§ **Exercise directions**
Print the portion of the comment thread on repair data-loss waivers below that runs from "I worked at" up to and including "the proper spelling.", reproducing every character unchanged.

§ **Text excerpt**
I worked at the Apple 5th avenue retail store until April, and there is a document that has to be signed acknowledging that you could lose all your data. That said, it's usually framed as a "this probably won't happen, but just in case"


Back before Best Buy had the "Geeksquad", we had the exact same type of form. And we framed it the same way, actually had to almost underplay that bad things could happen.


It's Geek Squad, and why do you put it in quotes? That's the name of the company they acquired in 2004(?)


Since I quit I haven't really paid much attention to Best Buy to be honest so I didn't know the proper spelling.


I'd tell them to piss of if they asked that. It's their job to fix it without losing your data.


"I figured that a “Genius” would quickly figure out whether it still had iOS 4, and if so, would just update it to iOS 5 or 6 and then set up iCloud backup."

§ **Study material**

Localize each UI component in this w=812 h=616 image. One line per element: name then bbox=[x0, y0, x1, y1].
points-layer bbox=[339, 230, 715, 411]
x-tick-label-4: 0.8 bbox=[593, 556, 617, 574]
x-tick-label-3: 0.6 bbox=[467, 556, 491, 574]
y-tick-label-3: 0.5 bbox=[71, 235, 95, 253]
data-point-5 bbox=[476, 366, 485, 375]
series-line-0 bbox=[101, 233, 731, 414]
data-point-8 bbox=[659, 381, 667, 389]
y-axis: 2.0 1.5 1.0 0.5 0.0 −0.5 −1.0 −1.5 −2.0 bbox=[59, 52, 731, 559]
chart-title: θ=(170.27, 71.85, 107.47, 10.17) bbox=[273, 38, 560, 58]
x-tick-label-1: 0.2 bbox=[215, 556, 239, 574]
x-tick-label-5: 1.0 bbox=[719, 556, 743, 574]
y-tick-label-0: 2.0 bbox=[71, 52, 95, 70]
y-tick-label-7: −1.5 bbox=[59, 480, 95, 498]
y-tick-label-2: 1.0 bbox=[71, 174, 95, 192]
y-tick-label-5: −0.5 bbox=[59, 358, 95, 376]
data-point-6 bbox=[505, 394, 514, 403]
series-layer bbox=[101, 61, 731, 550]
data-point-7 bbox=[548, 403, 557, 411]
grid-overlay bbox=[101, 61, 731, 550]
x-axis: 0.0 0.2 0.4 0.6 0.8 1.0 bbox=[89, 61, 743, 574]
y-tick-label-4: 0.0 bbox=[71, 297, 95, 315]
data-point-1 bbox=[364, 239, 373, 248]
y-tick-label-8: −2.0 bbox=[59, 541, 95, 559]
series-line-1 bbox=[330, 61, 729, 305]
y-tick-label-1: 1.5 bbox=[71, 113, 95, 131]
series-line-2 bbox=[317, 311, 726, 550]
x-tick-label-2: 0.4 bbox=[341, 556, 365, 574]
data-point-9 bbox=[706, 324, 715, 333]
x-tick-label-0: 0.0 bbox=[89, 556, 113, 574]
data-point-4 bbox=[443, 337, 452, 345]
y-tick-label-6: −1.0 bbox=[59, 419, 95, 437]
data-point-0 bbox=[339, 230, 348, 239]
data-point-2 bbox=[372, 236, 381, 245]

§ **Expected answer**
I worked at the Apple 5th avenue retail store until April, and there is a document that has to be signed acknowledging that you could lose all your data. That said, it's usually framed as a "this probably won't happen, but just in case"


Back before Best Buy had the "Geeksquad", we had the exact same type of form. And we framed it the same way, actually had to almost underplay that bad things could happen.


It's Geek Squad, and why do you put it in quotes? That's the name of the company they acquired in 2004(?)


Since I quit I haven't really paid much attention to Best Buy to be honest so I didn't know the proper spelling.